● QUOTED TEXT:
Lent Day 33. The Shadow of the Cross.

Today on day 33 of Lent, Zoanna Pearson gives some history of the African country of Liberia and the aftermath of its Civil War in the 1980s & 90s.

Praying Stations of the Cross, a Primer for Protestants

As a protestant, I had heard of the Stations of the Cross but didn’t know anything about it until I decided to investigate it this year.

The Stations of the Cross or the Way of the Cross, also known as the Way of Sorrows or the Via Crucis, refers to a series of images depicting Jesus Christ on the day of his crucifixion and accompanying prayers. The stations grew out of imitations of the Via Dolorosa in Jerusalem, which is a traditional processional route symbolizing the actual path Jesus walked to Mount Calvary. The objective of the stations is to help the Christian faithful to make a spiritual pilgrimage through contemplation of the Passion Story of Christ. It’s one of the most popular devotions and the stations can be found in many Western Christian churches, including Anglican, Lutheran, Methodist, and Roman Catholic.

● SHORT TASK 1: Copy everything in the Lent reflection from "Today on day" down to "it this year.".
The Lent reflection and the records are unrelated material.

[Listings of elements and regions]
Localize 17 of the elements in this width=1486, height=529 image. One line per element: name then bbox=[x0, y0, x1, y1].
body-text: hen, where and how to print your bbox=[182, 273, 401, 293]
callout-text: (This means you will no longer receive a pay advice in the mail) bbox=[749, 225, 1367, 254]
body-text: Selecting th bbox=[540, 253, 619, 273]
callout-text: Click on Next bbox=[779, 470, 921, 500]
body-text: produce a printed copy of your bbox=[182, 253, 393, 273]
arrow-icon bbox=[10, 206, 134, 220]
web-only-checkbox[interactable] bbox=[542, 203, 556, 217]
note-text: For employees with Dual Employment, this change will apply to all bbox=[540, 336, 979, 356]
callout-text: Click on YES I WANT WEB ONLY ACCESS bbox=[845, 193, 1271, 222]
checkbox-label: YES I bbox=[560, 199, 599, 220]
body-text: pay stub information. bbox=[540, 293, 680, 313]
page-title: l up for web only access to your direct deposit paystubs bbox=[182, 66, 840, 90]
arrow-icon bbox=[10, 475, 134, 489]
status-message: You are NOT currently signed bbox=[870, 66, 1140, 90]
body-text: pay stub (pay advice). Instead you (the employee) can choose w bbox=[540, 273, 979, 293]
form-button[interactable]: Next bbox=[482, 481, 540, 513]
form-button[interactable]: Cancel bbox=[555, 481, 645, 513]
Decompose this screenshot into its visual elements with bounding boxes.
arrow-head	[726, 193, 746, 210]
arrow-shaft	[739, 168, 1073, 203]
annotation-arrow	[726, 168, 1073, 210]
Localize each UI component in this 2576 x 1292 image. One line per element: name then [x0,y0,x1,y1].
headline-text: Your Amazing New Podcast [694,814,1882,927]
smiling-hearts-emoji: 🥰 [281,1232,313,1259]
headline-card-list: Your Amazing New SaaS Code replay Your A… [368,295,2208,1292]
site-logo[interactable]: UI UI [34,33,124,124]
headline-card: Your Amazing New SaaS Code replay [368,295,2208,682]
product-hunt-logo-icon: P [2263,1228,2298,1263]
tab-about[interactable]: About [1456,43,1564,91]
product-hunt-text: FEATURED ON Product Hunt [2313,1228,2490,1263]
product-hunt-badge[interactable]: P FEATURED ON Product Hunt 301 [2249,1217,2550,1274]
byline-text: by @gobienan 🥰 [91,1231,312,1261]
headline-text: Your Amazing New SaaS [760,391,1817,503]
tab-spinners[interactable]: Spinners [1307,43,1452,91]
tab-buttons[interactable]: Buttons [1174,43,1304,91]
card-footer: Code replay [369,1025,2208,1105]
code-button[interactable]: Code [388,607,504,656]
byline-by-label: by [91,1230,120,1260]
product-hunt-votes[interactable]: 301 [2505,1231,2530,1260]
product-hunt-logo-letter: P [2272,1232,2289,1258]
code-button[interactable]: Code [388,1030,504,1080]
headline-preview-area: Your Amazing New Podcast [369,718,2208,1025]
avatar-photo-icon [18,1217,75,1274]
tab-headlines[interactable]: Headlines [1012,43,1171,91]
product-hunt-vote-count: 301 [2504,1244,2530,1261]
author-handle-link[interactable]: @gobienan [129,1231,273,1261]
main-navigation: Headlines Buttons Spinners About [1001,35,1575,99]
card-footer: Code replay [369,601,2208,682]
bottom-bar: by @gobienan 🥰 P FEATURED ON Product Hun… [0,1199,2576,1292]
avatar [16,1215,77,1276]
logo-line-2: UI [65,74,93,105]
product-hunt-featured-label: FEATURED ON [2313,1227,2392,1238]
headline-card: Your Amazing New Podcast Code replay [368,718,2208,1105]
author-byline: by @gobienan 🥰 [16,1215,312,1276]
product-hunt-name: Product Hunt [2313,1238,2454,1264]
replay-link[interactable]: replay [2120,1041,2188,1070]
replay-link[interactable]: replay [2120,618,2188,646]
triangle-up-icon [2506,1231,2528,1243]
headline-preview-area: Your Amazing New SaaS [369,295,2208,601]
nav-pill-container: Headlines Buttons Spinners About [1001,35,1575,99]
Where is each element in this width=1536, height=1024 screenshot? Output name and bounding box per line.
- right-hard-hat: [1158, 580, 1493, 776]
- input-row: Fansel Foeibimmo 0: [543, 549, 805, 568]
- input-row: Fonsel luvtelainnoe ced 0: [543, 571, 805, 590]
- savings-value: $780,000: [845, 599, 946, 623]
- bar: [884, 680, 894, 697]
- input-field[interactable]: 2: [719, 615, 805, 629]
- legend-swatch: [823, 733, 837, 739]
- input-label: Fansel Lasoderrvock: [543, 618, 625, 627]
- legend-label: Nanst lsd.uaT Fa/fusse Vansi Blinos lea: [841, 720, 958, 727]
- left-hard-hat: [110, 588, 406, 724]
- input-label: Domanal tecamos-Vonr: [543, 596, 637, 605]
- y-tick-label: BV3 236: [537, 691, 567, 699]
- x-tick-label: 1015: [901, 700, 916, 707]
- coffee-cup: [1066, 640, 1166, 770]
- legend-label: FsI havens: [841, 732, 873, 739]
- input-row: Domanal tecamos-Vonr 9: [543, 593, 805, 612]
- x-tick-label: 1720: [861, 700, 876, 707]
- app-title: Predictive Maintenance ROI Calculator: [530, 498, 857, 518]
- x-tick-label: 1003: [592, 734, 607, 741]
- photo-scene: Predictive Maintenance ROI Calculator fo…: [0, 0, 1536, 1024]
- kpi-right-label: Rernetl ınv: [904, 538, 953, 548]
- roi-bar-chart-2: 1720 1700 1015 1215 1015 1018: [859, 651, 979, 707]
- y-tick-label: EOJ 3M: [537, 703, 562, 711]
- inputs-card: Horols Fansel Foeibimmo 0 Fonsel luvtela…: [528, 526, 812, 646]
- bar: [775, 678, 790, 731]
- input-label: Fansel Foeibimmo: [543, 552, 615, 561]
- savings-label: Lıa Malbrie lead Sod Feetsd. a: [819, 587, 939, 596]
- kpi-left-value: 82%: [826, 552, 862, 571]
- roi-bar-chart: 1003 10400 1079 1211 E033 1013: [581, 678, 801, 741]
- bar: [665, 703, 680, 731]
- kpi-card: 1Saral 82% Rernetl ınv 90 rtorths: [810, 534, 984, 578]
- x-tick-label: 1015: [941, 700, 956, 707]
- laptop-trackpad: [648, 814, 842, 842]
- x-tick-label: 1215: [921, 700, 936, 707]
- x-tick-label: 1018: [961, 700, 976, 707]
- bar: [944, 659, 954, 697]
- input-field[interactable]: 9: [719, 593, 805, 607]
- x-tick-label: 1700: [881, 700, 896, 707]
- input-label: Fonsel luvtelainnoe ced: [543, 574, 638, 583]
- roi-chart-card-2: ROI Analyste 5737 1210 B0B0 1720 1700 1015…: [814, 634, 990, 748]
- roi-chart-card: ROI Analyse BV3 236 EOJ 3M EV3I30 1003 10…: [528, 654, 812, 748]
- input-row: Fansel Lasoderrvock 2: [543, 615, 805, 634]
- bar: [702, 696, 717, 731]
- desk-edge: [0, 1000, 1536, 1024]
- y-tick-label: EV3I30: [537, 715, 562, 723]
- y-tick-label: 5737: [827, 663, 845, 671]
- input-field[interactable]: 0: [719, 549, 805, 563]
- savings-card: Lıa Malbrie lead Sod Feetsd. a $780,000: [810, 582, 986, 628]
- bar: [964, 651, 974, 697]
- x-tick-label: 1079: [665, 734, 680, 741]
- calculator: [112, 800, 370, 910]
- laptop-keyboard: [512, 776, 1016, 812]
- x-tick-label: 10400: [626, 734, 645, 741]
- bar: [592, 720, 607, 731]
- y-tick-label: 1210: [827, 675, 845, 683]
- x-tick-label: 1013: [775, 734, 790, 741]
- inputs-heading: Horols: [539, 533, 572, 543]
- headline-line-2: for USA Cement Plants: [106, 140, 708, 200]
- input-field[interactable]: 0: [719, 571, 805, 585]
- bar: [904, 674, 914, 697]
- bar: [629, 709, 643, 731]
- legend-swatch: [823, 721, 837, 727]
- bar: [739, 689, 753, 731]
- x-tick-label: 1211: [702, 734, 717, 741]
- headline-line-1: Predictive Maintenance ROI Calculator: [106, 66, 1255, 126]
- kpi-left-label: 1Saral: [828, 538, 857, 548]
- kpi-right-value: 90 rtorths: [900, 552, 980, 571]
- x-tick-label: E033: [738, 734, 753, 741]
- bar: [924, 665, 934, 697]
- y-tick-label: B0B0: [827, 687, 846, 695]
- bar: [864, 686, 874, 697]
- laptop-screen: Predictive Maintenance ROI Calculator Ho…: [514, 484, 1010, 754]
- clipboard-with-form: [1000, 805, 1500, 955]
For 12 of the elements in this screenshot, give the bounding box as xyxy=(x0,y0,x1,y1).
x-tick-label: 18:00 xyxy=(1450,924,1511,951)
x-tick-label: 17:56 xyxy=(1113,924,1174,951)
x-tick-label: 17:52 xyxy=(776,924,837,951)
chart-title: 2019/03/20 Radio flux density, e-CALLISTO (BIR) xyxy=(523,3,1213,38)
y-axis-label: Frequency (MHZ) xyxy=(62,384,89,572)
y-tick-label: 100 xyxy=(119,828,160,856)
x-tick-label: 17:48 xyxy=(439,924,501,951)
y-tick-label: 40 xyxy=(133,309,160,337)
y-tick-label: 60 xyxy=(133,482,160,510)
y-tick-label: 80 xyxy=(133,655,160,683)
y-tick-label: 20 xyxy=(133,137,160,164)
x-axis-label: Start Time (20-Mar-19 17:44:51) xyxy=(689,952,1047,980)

● SHORT TASK 2: Present everything in the records from their first line down to the line containing "web-only-checkbox[interactable] bbox=[542, 203, 556, 217]" as a numbered list, leaving out blank lines.

● CORRECT ANSWER 1:
Today on day 33 of Lent, Zoanna Pearson gives some history of the African country of Liberia and the aftermath of its Civil War in the 1980s & 90s.

Praying Stations of the Cross, a Primer for Protestants

As a protestant, I had heard of the Stations of the Cross but didn’t know anything about it until I decided to investigate it this year.

● CORRECT ANSWER 2:
1. Localize 17 of the elements in this width=1486, height=529 image. One line per element: name then bbox=[x0, y0, x1, y1].
2. body-text: hen, where and how to print your bbox=[182, 273, 401, 293]
3. callout-text: (This means you will no longer receive a pay advice in the mail) bbox=[749, 225, 1367, 254]
4. body-text: Selecting th bbox=[540, 253, 619, 273]
5. callout-text: Click on Next bbox=[779, 470, 921, 500]
6. body-text: produce a printed copy of your bbox=[182, 253, 393, 273]
7. arrow-icon bbox=[10, 206, 134, 220]
8. web-only-checkbox[interactable] bbox=[542, 203, 556, 217]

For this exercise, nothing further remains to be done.